Marília e região

Prefeita veta emendas da LDO sobre inclusão e atendimento digital em Cafelândia

Prefeita de Cafelândia, Taís Contieri, diz que emendas não podem ser obrigação administrativa (Foto: Divulgação/Redes Sociais)

A prefeita de Cafelândia, Taís Fernanda Maimoni Contieri Santana (Podemos), vetou parcialmente o projeto de lei nº 18/2026, que estabelece as diretrizes para elaboração e execução do orçamento municipal de 2027.

Os dois vetos atingem emendas aprovadas pela Câmara Municipal que tratavam do atendimento a alunos neurodivergentes e pessoas com deficiência na rede de ensino, além da criação de um prazo máximo de 72 horas para resposta às solicitações dos cidadãos nos canais digitais da Prefeitura.

As decisões foram publicadas no Diário Oficial do município e agora retornam ao Legislativo, que poderá manter ou derrubar os vetos.

Vetos propostos

O primeiro veto recai sobre a emenda nº 003, que acrescentava ao artigo 2º da proposta a diretriz de “implementar suporte especializado e promover a capacitação dos profissionais da rede municipal de ensino para o atendimento adequado dos alunos neurodivergentes e das pessoas com deficiência.”

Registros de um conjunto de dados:
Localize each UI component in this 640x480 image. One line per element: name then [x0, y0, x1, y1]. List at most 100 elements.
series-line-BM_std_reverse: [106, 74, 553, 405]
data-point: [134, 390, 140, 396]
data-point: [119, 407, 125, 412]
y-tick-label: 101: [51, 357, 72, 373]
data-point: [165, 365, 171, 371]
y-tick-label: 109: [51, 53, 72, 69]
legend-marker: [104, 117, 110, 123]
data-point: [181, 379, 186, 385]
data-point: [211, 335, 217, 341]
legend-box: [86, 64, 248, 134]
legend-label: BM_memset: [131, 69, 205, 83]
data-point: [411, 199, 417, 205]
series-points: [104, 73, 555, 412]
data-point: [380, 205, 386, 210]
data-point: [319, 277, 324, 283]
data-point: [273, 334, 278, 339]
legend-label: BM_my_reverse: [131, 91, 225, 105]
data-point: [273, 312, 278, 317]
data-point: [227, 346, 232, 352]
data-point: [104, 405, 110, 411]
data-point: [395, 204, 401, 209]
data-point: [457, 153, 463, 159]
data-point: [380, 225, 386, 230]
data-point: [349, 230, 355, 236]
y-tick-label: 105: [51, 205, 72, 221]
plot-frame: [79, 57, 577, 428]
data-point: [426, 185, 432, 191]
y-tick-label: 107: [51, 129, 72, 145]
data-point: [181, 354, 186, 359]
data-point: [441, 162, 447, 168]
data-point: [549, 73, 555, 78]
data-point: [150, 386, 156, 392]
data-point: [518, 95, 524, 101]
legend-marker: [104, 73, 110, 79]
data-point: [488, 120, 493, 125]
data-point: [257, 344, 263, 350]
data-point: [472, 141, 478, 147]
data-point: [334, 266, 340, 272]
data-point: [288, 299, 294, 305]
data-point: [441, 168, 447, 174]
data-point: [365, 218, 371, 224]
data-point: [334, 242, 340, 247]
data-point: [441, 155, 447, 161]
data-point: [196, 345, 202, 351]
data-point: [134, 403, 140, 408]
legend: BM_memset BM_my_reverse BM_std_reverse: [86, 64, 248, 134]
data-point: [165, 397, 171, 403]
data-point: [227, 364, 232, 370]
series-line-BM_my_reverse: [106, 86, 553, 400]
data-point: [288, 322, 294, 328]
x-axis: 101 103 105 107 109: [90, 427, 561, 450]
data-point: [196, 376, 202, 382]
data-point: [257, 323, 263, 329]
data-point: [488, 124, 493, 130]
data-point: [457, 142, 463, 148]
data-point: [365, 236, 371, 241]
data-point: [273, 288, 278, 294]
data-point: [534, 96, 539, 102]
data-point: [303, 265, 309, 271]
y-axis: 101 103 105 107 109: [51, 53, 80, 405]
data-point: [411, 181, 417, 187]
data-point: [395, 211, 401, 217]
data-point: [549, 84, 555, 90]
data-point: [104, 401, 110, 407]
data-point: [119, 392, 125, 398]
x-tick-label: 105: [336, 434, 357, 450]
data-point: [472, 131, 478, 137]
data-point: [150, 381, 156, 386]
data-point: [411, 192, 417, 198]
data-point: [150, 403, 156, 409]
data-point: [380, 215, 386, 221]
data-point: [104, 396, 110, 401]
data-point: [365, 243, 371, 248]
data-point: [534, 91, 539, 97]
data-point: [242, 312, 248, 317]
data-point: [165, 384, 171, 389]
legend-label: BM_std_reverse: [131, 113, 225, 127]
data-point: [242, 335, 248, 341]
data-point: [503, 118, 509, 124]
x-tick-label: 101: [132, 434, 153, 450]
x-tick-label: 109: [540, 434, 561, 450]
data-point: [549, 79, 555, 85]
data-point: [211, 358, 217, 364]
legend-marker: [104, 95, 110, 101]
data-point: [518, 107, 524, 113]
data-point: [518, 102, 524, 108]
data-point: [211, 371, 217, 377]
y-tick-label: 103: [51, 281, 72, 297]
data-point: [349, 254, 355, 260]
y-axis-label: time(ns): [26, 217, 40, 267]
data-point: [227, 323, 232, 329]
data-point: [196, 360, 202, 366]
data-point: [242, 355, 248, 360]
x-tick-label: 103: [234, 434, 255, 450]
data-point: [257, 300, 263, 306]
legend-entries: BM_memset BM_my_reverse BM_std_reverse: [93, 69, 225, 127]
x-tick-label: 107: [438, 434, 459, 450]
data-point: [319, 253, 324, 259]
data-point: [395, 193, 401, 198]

INSTRUÇÕES DA TAREFA:
Dê continuidade à notícia sobre os vetos da prefeita de Cafelândia às emendas da LDO, começando logo após a última frase apresentada.

RESPOSTA:
O segundo veto atinge a emenda nº 004, que previa o aperfeiçoamento dos canais digitais da Prefeitura com garantia de resposta às solicitações dos cidadãos em prazo máximo de 72 horas. A justificativa apresentada é semelhante: para a prefeita, a proposta estabelece regra de funcionamento da Administração Pública, matéria que não seria própria da Lei de Diretrizes Orçamentárias.

Justificativas da prefeita

Na mensagem encaminhada ao presidente da Câmara, a prefeita argumenta que a redação transforma uma diretriz orçamentária em obrigação administrativa específica. Segundo o Executivo, a Lei de Diretrizes Orçamentárias (LDO) deve apenas orientar a elaboração da proposta orçamentária, estabelecendo metas, prioridades e diretrizes gerais.

Na avaliação da administração municipal, a implementação de políticas públicas e a execução de ações voltadas à educação inclusiva devem ser tratadas por meio dos programas e ações do governo, e não inseridas diretamente entre as diretrizes da LDO.

Além desse argumento, o Executivo afirma que a emenda apresenta falha de técnica legislativa por não indicar expressamente qual anexo e qual campo da LDO seriam alterados, o que, segundo a mensagem de veto, impediria sua correta incorporação ao texto da lei.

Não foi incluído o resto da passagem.